>> BEGIN RAW DATA

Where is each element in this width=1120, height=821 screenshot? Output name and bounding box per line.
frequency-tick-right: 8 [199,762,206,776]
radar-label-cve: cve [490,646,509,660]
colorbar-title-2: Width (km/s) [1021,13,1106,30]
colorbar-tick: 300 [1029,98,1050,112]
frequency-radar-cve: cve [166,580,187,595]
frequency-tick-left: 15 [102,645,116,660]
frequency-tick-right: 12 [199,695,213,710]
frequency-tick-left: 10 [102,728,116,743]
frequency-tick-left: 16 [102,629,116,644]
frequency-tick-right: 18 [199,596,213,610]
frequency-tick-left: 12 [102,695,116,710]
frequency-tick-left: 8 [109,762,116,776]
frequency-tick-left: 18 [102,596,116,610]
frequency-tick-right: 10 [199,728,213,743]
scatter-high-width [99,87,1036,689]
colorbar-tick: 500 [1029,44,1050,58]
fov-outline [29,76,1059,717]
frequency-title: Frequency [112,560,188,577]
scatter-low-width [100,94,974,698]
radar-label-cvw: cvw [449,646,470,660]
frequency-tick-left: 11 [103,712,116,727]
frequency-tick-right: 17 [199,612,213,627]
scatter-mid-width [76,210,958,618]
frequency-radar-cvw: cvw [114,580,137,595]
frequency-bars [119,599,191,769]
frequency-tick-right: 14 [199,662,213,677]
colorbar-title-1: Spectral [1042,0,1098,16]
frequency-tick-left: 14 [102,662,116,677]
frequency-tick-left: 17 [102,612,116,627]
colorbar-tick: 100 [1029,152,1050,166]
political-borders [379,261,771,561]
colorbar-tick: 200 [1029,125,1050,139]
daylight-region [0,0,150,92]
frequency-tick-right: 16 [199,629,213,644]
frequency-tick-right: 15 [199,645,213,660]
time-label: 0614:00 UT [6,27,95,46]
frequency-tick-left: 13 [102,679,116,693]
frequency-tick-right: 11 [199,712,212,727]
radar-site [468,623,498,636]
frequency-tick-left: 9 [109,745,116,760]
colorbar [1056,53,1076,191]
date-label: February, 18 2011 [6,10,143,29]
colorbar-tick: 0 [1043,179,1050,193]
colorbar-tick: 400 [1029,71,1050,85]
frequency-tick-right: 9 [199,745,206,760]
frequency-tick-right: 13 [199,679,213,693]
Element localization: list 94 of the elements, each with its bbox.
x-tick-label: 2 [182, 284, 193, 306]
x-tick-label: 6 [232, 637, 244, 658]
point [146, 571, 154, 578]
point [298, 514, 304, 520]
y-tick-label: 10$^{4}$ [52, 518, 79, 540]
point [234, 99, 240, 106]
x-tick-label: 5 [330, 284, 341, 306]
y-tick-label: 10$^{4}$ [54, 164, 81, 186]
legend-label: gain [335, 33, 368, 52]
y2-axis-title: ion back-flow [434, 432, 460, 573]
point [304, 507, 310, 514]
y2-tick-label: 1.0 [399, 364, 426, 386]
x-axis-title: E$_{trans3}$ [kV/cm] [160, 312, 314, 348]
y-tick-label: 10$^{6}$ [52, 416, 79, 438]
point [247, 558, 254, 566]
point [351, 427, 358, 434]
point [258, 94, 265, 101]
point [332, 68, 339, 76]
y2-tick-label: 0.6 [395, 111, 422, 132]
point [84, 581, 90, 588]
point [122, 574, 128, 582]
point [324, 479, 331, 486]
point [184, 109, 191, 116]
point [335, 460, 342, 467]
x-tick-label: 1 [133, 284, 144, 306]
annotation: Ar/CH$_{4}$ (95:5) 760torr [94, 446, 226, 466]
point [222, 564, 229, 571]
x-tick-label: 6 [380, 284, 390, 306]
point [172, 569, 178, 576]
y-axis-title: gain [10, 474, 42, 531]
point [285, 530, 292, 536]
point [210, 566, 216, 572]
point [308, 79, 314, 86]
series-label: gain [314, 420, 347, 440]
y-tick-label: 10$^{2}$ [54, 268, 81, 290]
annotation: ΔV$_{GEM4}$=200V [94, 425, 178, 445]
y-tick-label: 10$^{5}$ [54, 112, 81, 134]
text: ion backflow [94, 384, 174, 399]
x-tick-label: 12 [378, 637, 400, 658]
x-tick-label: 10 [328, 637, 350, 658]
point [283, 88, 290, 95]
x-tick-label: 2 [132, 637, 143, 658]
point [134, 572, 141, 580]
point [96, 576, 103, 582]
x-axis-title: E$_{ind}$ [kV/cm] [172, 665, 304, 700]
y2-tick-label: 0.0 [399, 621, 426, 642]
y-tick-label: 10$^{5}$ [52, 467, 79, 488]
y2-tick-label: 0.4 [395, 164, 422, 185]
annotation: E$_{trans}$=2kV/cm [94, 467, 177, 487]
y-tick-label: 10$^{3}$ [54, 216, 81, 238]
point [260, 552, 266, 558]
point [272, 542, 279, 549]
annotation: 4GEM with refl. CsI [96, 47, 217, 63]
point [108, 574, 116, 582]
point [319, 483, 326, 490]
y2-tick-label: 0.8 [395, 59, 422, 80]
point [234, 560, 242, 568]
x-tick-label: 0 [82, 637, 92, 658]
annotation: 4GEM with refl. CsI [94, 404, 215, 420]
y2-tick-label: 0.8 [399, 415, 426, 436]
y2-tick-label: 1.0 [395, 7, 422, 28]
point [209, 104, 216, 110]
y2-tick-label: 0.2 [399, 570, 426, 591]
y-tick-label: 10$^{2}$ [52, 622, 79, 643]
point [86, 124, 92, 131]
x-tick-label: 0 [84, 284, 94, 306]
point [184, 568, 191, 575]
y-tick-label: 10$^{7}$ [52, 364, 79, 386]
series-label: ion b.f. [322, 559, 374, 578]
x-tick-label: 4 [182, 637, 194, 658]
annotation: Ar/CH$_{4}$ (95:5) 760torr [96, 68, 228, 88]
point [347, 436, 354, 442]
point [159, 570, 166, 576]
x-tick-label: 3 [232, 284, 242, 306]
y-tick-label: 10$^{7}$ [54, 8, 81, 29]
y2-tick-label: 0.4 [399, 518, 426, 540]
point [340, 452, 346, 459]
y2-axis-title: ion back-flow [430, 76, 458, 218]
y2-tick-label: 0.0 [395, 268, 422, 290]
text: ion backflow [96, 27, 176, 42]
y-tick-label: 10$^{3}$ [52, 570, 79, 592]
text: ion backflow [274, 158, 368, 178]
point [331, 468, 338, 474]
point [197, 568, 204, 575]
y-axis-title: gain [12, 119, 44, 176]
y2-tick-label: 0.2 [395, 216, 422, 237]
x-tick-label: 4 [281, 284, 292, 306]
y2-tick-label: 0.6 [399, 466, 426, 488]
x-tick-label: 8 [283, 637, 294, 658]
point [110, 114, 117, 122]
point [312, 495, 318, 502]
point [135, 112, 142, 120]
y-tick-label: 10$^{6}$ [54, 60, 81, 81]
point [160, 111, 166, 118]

>> END RAW DATA

### [WHAT TO PRODUCE]
Reproduce every line of the records above verbatim, with no changes.

### [FINISHED ANSWER]
Where is each element in this width=1120, height=821 screenshot? Output name and bounding box per line.
frequency-tick-right: 8 [199,762,206,776]
radar-label-cve: cve [490,646,509,660]
colorbar-title-2: Width (km/s) [1021,13,1106,30]
colorbar-tick: 300 [1029,98,1050,112]
frequency-radar-cve: cve [166,580,187,595]
frequency-tick-left: 15 [102,645,116,660]
frequency-tick-right: 12 [199,695,213,710]
frequency-tick-left: 10 [102,728,116,743]
frequency-tick-left: 16 [102,629,116,644]
frequency-tick-right: 18 [199,596,213,610]
frequency-tick-left: 12 [102,695,116,710]
frequency-tick-left: 8 [109,762,116,776]
frequency-tick-left: 18 [102,596,116,610]
frequency-tick-right: 10 [199,728,213,743]
scatter-high-width [99,87,1036,689]
colorbar-tick: 500 [1029,44,1050,58]
fov-outline [29,76,1059,717]
frequency-title: Frequency [112,560,188,577]
scatter-low-width [100,94,974,698]
radar-label-cvw: cvw [449,646,470,660]
frequency-tick-left: 11 [103,712,116,727]
frequency-tick-right: 17 [199,612,213,627]
scatter-mid-width [76,210,958,618]
frequency-radar-cvw: cvw [114,580,137,595]
frequency-bars [119,599,191,769]
frequency-tick-right: 14 [199,662,213,677]
colorbar-title-1: Spectral [1042,0,1098,16]
frequency-tick-left: 14 [102,662,116,677]
frequency-tick-left: 17 [102,612,116,627]
colorbar-tick: 100 [1029,152,1050,166]
political-borders [379,261,771,561]
colorbar-tick: 200 [1029,125,1050,139]
daylight-region [0,0,150,92]
frequency-tick-right: 16 [199,629,213,644]
frequency-tick-right: 15 [199,645,213,660]
time-label: 0614:00 UT [6,27,95,46]
frequency-tick-left: 13 [102,679,116,693]
frequency-tick-right: 11 [199,712,212,727]
radar-site [468,623,498,636]
frequency-tick-left: 9 [109,745,116,760]
colorbar [1056,53,1076,191]
date-label: February, 18 2011 [6,10,143,29]
colorbar-tick: 0 [1043,179,1050,193]
colorbar-tick: 400 [1029,71,1050,85]
frequency-tick-right: 9 [199,745,206,760]
frequency-tick-right: 13 [199,679,213,693]
Element localization: list 94 of the elements, each with its bbox.
x-tick-label: 2 [182, 284, 193, 306]
x-tick-label: 6 [232, 637, 244, 658]
point [146, 571, 154, 578]
point [298, 514, 304, 520]
y-tick-label: 10$^{4}$ [52, 518, 79, 540]
point [234, 99, 240, 106]
x-tick-label: 5 [330, 284, 341, 306]
y-tick-label: 10$^{4}$ [54, 164, 81, 186]
legend-label: gain [335, 33, 368, 52]
y2-axis-title: ion back-flow [434, 432, 460, 573]
point [304, 507, 310, 514]
y2-tick-label: 1.0 [399, 364, 426, 386]
x-axis-title: E$_{trans3}$ [kV/cm] [160, 312, 314, 348]
y-tick-label: 10$^{6}$ [52, 416, 79, 438]
point [247, 558, 254, 566]
point [351, 427, 358, 434]
point [258, 94, 265, 101]
point [332, 68, 339, 76]
y2-tick-label: 0.6 [395, 111, 422, 132]
point [84, 581, 90, 588]
point [122, 574, 128, 582]
point [324, 479, 331, 486]
point [184, 109, 191, 116]
point [335, 460, 342, 467]
x-tick-label: 1 [133, 284, 144, 306]
annotation: Ar/CH$_{4}$ (95:5) 760torr [94, 446, 226, 466]
point [222, 564, 229, 571]
x-tick-label: 6 [380, 284, 390, 306]
point [172, 569, 178, 576]
y-axis-title: gain [10, 474, 42, 531]
point [285, 530, 292, 536]
point [210, 566, 216, 572]
point [308, 79, 314, 86]
series-label: gain [314, 420, 347, 440]
y-tick-label: 10$^{2}$ [54, 268, 81, 290]
annotation: ΔV$_{GEM4}$=200V [94, 425, 178, 445]
y-tick-label: 10$^{5}$ [54, 112, 81, 134]
text: ion backflow [94, 384, 174, 399]
x-tick-label: 12 [378, 637, 400, 658]
x-tick-label: 10 [328, 637, 350, 658]
point [283, 88, 290, 95]
x-tick-label: 2 [132, 637, 143, 658]
point [134, 572, 141, 580]
point [96, 576, 103, 582]
x-axis-title: E$_{ind}$ [kV/cm] [172, 665, 304, 700]
y2-tick-label: 0.0 [399, 621, 426, 642]
y-tick-label: 10$^{5}$ [52, 467, 79, 488]
y2-tick-label: 0.4 [395, 164, 422, 185]
annotation: E$_{trans}$=2kV/cm [94, 467, 177, 487]
y-tick-label: 10$^{3}$ [54, 216, 81, 238]
point [260, 552, 266, 558]
point [272, 542, 279, 549]
annotation: 4GEM with refl. CsI [96, 47, 217, 63]
point [108, 574, 116, 582]
point [319, 483, 326, 490]
y2-tick-label: 0.8 [395, 59, 422, 80]
point [234, 560, 242, 568]
x-tick-label: 0 [82, 637, 92, 658]
annotation: 4GEM with refl. CsI [94, 404, 215, 420]
y2-tick-label: 0.8 [399, 415, 426, 436]
y2-tick-label: 1.0 [395, 7, 422, 28]
point [209, 104, 216, 110]
y2-tick-label: 0.2 [399, 570, 426, 591]
y-tick-label: 10$^{2}$ [52, 622, 79, 643]
point [86, 124, 92, 131]
x-tick-label: 0 [84, 284, 94, 306]
point [184, 568, 191, 575]
y-tick-label: 10$^{7}$ [52, 364, 79, 386]
series-label: ion b.f. [322, 559, 374, 578]
x-tick-label: 4 [182, 637, 194, 658]
annotation: Ar/CH$_{4}$ (95:5) 760torr [96, 68, 228, 88]
point [347, 436, 354, 442]
point [159, 570, 166, 576]
x-tick-label: 3 [232, 284, 242, 306]
y-tick-label: 10$^{7}$ [54, 8, 81, 29]
y2-tick-label: 0.4 [399, 518, 426, 540]
point [340, 452, 346, 459]
y2-axis-title: ion back-flow [430, 76, 458, 218]
y2-tick-label: 0.0 [395, 268, 422, 290]
text: ion backflow [96, 27, 176, 42]
y-tick-label: 10$^{3}$ [52, 570, 79, 592]
text: ion backflow [274, 158, 368, 178]
point [331, 468, 338, 474]
point [197, 568, 204, 575]
y-axis-title: gain [12, 119, 44, 176]
y2-tick-label: 0.2 [395, 216, 422, 237]
x-tick-label: 4 [281, 284, 292, 306]
y2-tick-label: 0.6 [399, 466, 426, 488]
x-tick-label: 8 [283, 637, 294, 658]
point [110, 114, 117, 122]
point [312, 495, 318, 502]
point [135, 112, 142, 120]
y-tick-label: 10$^{6}$ [54, 60, 81, 81]
point [160, 111, 166, 118]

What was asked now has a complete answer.